**Required work**
Search the data for the word "inputs" and copy every line where it occurs.
== Information supplied ==
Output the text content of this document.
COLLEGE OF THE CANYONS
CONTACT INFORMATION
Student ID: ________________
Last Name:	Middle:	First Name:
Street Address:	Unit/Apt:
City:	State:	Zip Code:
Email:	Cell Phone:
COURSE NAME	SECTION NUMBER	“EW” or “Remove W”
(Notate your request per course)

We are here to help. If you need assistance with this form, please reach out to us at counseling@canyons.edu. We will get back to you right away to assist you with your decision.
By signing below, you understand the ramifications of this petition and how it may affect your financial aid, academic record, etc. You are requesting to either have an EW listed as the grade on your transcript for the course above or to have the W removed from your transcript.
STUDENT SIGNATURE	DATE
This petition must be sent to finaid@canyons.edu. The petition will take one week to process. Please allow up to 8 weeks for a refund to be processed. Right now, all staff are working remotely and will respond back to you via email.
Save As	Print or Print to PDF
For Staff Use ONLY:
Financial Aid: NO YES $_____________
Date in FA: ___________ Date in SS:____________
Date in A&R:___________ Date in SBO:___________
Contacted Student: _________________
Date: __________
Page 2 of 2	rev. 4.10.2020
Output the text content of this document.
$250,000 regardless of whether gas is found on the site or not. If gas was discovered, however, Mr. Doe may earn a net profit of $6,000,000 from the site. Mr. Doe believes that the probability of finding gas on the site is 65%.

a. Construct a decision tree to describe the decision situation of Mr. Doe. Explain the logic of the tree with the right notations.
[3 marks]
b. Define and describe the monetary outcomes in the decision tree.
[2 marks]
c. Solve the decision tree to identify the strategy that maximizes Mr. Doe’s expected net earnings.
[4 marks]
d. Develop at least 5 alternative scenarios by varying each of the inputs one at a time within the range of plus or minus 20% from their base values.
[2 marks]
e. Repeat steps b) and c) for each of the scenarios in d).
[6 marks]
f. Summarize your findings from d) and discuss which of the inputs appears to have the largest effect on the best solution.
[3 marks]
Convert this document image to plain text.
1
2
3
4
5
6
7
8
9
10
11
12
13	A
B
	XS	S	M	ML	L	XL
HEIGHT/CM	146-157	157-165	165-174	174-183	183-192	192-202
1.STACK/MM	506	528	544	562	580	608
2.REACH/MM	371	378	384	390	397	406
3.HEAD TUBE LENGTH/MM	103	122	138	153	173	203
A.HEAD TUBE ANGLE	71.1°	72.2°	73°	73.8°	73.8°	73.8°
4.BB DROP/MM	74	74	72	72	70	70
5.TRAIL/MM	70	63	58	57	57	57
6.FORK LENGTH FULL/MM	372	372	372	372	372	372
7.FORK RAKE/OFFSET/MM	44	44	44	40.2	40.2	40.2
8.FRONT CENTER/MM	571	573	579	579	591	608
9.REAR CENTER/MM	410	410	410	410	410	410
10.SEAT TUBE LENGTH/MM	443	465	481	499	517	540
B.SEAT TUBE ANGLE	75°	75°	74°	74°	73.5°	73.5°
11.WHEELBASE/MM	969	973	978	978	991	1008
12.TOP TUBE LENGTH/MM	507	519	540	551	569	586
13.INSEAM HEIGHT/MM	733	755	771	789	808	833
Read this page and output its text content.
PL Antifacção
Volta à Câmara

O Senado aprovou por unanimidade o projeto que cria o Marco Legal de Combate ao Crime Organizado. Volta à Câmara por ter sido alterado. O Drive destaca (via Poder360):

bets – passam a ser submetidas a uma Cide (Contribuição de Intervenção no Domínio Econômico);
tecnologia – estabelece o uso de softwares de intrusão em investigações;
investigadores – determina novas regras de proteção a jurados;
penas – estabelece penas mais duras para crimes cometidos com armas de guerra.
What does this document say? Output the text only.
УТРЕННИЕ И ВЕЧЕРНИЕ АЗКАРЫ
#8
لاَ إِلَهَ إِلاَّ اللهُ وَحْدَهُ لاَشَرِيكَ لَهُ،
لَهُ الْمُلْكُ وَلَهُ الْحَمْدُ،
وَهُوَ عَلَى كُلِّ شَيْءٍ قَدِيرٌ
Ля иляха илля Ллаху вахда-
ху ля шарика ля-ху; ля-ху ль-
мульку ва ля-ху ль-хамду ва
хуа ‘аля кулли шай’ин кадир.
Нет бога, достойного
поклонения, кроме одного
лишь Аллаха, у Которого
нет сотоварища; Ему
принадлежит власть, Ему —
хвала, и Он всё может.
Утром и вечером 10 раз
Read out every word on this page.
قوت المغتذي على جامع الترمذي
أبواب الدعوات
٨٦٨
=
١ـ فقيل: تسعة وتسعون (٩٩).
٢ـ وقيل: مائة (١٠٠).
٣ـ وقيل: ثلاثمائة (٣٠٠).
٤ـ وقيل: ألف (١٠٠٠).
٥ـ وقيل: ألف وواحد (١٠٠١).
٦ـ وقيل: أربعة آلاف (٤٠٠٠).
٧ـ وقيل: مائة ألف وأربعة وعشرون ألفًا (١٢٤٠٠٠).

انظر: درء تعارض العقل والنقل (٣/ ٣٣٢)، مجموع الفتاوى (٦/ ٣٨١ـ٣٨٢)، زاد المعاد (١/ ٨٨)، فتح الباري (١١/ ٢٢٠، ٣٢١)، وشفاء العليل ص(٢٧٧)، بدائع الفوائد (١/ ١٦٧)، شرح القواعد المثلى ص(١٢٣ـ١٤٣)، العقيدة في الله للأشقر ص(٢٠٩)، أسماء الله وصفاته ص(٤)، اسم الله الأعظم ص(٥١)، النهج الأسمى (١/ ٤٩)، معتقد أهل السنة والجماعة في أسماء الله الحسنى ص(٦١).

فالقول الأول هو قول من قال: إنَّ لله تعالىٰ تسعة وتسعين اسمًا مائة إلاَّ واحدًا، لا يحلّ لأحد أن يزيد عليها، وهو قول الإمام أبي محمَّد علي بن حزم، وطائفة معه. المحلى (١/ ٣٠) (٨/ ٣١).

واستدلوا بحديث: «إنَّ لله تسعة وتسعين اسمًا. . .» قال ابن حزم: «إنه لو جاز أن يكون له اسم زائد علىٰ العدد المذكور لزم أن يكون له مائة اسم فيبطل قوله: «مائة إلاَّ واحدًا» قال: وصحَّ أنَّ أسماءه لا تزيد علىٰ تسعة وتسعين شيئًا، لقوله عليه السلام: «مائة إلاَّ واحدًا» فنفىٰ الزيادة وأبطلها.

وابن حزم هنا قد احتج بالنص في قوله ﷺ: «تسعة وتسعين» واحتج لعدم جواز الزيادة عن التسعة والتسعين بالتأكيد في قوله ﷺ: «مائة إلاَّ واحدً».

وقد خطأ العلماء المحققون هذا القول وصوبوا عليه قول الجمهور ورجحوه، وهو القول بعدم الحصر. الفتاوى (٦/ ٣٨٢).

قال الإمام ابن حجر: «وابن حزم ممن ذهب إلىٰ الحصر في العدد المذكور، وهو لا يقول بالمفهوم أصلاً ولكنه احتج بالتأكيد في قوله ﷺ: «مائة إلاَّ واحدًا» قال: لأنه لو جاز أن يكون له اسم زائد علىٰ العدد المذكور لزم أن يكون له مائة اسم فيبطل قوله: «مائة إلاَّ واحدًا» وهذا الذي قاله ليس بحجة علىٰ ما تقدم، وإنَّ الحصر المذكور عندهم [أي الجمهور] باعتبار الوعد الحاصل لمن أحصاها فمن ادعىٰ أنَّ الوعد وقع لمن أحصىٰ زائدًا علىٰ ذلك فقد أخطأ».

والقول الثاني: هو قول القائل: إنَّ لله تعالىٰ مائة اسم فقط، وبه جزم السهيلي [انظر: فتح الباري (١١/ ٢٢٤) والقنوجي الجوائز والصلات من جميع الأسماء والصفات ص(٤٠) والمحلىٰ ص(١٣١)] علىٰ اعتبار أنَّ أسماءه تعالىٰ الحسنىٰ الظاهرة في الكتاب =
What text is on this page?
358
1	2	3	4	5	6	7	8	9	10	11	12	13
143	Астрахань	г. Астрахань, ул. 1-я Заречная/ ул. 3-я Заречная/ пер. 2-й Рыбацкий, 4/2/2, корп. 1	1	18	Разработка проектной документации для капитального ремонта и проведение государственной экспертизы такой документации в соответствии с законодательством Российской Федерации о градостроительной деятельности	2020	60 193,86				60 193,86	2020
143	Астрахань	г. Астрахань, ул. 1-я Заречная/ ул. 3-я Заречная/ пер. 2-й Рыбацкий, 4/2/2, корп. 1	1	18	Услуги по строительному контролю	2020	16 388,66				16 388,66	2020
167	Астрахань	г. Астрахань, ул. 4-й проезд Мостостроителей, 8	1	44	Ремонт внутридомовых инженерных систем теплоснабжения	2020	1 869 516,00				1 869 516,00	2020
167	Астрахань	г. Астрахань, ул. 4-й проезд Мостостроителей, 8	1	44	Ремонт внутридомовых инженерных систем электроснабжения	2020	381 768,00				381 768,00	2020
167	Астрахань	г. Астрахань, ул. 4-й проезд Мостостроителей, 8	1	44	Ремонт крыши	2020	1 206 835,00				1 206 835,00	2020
===
**Exercise answer**
d. Develop at least 5 alternative scenarios by varying each of the inputs one at a time within the range of plus or minus 20% from their base values.
f. Summarize your findings from d) and discuss which of the inputs appears to have the largest effect on the best solution.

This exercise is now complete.